Extrait:
A la croisée des chemins

Le château n’a certainement pas été bâti à Saint Elix par hasard : le village, facile d'accès est situé sur le tracé de l’ancienne voie romaine, qui fut “La Voie Royale” avant de devenir “la route nationale” puis l’actuelle A64, une très stratégique croisée des chemins géopolitiques en cette période charnière qui sonne la fin du moyen âge, l’avènement de la renaissance et les prémices des guerres de religion dont la région sera le théâtre.

Une période tour à tour faste et violente

De la fin du XVe siècle au XVIe siècle, Toulouse connaît une période de grande prospérité, grâce à l'industrie du pastel. C'est l'époque de construction de grands hôtels particuliers, mais en 1560 les protestants et les catholiques s'affronteront dans de sanglants combats plongeant la région dans le chaos.

 En mars 1473 le roi de France reprend Auch, la cité gasconne, ce qui entraîne l’effondrement du comté d’Armagnac, un siècle plus tard, avec la Réforme, vont débuter les guerres de religion, particulièrement violentes et destructrices en Gascogne centrale entre 1560 et 1590, épisode qui va à nouveau déstabiliser toute l’Occitanie.  

Cathares, huguenots, rebelles et récalcitrants du sud ont toujours agacé la papauté, ainsi les rois de France ayant fait allégeance au Vatican seront sommés, à défaut de faire entrer les mécréants dans les ordres, de les faire rentrer dans l’ordre papal.

Consignes:
1. D'après l'extrait sur le château de Saint Elix, grâce à quelle industrie Toulouse connaît-elle une grande prospérité de la fin du XVe siècle au XVIe siècle ?
2. Reproduisez fidèlement le passage de l'extrait sur le château de Saint Elix, de « A la croisée » à « sera le théâtre. ».

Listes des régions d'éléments
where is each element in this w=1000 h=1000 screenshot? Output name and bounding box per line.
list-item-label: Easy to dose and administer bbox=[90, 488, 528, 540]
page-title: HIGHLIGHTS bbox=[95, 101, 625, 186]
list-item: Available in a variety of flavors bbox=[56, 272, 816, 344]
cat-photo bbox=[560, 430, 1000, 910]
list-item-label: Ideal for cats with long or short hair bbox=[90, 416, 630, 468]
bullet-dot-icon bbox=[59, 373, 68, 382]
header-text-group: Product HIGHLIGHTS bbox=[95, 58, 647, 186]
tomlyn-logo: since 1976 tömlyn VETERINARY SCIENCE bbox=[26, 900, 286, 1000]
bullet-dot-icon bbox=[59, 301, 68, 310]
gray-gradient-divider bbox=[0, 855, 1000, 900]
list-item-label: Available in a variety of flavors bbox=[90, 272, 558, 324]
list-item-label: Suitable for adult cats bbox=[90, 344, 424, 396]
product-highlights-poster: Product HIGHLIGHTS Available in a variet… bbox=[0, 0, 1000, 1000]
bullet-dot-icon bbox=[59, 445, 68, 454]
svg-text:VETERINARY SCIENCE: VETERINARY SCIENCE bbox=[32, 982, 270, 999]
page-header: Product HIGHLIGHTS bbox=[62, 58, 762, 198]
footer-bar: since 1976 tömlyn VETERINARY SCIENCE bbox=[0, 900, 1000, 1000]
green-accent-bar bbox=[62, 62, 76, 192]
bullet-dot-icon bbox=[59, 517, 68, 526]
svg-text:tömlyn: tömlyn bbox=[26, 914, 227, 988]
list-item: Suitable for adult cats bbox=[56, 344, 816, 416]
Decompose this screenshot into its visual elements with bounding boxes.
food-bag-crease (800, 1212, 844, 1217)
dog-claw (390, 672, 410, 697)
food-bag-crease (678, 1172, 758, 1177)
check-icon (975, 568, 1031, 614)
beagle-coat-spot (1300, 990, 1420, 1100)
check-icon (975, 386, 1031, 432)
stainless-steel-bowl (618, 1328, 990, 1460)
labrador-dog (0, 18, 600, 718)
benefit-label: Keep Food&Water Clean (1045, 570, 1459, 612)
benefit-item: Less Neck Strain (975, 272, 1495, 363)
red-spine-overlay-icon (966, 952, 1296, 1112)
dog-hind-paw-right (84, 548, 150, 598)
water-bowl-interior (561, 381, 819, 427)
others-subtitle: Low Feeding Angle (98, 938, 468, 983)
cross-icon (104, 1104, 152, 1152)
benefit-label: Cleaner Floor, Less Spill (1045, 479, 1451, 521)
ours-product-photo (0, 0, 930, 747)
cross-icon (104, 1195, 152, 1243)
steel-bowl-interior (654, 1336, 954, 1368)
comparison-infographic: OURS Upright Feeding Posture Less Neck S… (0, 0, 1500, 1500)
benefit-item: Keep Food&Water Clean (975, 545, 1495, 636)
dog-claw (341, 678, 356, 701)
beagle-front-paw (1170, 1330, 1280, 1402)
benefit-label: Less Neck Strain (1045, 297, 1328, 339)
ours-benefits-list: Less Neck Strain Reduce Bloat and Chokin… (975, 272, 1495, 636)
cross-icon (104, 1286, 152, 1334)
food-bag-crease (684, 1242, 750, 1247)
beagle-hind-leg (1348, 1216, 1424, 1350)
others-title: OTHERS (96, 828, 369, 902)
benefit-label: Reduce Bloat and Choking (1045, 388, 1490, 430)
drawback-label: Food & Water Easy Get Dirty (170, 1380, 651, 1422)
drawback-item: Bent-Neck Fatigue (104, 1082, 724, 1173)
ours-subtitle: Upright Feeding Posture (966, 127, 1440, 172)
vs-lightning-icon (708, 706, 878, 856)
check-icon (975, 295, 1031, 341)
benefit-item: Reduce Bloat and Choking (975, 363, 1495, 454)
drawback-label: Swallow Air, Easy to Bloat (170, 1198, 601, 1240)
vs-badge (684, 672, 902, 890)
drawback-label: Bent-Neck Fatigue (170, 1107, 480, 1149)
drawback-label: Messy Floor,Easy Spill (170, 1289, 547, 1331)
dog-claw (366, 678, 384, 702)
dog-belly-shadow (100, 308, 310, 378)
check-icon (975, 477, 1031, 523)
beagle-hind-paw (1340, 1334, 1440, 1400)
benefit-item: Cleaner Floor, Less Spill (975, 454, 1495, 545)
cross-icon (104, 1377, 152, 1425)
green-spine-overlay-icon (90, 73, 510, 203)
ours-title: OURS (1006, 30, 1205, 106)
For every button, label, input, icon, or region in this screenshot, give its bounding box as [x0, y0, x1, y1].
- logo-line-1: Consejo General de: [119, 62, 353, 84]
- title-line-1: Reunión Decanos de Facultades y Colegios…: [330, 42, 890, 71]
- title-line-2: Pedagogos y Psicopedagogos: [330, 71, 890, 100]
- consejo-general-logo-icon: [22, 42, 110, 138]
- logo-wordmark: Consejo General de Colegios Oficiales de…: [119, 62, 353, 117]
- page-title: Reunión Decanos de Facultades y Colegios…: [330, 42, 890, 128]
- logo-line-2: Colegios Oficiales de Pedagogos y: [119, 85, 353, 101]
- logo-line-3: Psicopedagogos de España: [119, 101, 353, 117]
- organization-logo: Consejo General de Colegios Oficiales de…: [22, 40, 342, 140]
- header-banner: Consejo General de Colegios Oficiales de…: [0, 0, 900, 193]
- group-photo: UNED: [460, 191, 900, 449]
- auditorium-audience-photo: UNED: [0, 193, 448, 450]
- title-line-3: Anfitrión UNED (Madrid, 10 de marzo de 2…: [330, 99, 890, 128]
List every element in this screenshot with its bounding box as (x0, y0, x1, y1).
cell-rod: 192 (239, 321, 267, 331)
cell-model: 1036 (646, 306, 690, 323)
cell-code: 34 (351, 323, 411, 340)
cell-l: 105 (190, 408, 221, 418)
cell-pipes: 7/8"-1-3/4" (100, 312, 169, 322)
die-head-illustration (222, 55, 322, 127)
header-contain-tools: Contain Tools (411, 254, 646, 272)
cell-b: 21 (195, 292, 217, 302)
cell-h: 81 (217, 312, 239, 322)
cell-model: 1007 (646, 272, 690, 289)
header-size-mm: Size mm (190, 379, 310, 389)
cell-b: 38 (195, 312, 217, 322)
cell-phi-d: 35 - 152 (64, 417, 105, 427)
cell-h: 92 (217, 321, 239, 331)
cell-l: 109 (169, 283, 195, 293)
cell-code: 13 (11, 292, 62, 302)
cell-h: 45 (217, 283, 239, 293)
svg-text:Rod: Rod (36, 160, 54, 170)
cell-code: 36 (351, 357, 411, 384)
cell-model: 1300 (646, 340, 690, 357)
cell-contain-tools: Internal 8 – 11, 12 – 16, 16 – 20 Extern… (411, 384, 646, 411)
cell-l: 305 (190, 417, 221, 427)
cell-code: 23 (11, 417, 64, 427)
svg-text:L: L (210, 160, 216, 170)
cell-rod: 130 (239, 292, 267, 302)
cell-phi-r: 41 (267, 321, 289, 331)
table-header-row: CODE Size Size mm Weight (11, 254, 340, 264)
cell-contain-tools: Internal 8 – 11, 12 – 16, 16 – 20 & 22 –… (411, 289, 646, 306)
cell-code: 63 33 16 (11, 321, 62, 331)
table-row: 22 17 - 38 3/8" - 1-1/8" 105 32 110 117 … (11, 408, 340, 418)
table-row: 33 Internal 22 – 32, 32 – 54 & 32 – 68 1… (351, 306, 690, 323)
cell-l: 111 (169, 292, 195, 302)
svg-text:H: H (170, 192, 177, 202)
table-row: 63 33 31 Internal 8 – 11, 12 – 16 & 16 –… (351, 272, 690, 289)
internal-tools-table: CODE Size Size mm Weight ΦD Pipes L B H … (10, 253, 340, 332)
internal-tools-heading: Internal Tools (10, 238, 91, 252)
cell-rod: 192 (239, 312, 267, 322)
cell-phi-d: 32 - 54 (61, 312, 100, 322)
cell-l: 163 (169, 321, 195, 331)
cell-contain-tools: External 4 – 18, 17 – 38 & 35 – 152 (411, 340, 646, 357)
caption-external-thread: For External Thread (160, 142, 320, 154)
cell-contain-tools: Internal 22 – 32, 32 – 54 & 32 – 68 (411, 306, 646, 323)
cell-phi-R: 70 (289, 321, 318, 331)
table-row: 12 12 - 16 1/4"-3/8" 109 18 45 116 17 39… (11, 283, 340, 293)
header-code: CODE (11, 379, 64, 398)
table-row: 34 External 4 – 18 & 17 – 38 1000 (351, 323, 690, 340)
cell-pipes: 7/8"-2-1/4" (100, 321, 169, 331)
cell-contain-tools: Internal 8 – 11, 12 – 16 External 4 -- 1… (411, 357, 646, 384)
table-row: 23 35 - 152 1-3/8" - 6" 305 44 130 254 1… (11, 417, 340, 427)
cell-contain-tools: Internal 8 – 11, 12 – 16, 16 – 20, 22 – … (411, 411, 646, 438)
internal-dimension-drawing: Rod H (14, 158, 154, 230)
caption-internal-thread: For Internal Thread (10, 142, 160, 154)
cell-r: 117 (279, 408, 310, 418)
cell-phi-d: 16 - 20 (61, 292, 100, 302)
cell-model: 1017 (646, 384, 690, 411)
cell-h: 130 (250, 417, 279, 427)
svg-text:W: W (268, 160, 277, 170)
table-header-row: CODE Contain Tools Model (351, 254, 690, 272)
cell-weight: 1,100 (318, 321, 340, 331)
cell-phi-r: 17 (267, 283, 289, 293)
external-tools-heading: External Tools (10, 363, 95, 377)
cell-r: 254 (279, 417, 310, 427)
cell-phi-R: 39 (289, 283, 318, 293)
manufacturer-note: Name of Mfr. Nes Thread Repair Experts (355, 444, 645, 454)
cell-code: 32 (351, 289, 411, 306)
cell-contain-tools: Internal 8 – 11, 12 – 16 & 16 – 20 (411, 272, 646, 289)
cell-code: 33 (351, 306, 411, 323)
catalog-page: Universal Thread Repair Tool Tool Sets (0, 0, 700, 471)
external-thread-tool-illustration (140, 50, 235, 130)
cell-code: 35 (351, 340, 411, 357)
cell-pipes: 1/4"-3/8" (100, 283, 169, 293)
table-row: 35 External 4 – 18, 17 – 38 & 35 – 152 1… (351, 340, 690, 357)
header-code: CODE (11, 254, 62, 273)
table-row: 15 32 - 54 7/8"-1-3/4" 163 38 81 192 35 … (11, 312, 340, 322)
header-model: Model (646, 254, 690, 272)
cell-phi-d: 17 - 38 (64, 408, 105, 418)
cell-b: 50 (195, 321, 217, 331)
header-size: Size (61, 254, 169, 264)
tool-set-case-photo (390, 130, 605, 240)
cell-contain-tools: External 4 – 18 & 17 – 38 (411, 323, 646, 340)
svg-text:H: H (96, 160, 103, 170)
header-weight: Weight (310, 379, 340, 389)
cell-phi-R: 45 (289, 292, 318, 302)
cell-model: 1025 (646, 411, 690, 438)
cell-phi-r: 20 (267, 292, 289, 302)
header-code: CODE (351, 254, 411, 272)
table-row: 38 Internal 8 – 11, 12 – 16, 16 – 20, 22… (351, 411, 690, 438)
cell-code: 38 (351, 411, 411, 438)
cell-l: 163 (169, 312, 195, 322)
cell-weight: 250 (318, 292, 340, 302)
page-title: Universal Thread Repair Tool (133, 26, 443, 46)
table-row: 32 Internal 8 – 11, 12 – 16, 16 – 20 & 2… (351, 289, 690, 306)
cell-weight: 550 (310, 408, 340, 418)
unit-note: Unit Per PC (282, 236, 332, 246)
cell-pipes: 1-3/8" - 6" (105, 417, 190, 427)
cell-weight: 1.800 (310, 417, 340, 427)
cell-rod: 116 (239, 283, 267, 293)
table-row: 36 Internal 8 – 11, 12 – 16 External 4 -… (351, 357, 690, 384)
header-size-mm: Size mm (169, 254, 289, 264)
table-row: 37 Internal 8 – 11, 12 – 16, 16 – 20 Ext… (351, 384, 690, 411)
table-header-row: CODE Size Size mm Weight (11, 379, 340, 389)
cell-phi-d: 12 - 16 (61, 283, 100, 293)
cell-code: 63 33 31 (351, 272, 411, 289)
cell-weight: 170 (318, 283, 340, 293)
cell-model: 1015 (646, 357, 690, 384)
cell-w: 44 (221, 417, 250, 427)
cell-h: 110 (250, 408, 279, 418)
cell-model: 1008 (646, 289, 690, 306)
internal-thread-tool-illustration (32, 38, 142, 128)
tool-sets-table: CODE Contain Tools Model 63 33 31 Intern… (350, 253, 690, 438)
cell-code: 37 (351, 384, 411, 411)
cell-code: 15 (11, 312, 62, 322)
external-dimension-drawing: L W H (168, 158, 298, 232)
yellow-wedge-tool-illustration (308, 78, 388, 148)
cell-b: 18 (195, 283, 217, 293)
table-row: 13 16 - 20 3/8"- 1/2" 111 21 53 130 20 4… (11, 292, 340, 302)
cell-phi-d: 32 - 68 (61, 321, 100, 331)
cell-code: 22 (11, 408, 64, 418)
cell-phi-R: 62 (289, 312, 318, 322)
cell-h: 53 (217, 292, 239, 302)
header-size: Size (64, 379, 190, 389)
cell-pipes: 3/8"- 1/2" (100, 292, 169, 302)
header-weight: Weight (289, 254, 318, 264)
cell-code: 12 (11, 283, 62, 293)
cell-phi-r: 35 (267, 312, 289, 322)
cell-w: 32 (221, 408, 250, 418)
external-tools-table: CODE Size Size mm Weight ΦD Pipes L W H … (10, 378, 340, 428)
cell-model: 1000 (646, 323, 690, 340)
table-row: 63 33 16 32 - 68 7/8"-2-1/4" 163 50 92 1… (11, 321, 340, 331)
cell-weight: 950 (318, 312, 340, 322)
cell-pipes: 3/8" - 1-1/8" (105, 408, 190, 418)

Réponses:
1. Grâce à l'industrie du pastel.

2.
A la croisée des chemins

Le château n’a certainement pas été bâti à Saint Elix par hasard : le village, facile d'accès est situé sur le tracé de l’ancienne voie romaine, qui fut “La Voie Royale” avant de devenir “la route nationale” puis l’actuelle A64, une très stratégique croisée des chemins géopolitiques en cette période charnière qui sonne la fin du moyen âge, l’avènement de la renaissance et les prémices des guerres de religion dont la région sera le théâtre.